▸ Exercise aim
Each line that contains the string "whose" counts once; report how many such lines appear in the data, as a number only.

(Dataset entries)

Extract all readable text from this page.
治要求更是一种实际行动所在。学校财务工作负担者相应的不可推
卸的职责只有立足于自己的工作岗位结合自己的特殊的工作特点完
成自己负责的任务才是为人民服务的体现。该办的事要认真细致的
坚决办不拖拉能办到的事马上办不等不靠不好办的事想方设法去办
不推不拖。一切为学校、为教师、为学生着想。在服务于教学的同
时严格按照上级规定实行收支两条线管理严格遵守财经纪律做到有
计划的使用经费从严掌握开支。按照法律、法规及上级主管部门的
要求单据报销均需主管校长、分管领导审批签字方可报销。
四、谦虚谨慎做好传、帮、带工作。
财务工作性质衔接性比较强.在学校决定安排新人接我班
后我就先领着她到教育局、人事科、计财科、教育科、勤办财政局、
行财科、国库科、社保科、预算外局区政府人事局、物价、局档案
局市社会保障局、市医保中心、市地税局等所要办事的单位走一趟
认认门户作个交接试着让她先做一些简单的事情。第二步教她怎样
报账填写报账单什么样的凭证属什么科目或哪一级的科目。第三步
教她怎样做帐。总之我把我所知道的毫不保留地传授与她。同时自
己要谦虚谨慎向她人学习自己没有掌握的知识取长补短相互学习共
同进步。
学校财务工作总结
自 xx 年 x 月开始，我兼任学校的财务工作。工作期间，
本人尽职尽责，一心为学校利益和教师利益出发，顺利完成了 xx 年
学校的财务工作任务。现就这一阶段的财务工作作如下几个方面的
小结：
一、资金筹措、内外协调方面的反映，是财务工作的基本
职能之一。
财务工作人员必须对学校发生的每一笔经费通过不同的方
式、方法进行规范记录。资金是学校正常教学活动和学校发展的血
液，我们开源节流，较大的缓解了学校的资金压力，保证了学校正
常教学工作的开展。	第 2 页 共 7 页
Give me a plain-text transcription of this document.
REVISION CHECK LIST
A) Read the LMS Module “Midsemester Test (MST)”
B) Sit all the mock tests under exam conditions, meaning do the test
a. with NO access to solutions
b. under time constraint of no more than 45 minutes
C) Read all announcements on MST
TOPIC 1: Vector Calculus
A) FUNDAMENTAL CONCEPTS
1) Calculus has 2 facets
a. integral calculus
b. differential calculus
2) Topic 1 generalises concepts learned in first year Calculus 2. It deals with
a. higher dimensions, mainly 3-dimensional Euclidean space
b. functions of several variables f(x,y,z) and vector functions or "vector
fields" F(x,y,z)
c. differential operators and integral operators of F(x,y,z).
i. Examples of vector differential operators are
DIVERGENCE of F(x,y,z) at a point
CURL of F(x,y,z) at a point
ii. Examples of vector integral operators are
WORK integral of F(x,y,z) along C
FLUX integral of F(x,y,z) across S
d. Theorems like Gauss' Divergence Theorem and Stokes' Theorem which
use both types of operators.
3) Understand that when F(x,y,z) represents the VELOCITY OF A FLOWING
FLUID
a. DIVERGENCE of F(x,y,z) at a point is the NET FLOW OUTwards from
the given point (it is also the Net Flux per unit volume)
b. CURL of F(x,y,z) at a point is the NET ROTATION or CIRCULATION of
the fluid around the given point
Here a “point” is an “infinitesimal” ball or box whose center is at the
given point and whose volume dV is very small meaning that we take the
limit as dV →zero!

▸ Result for this task
2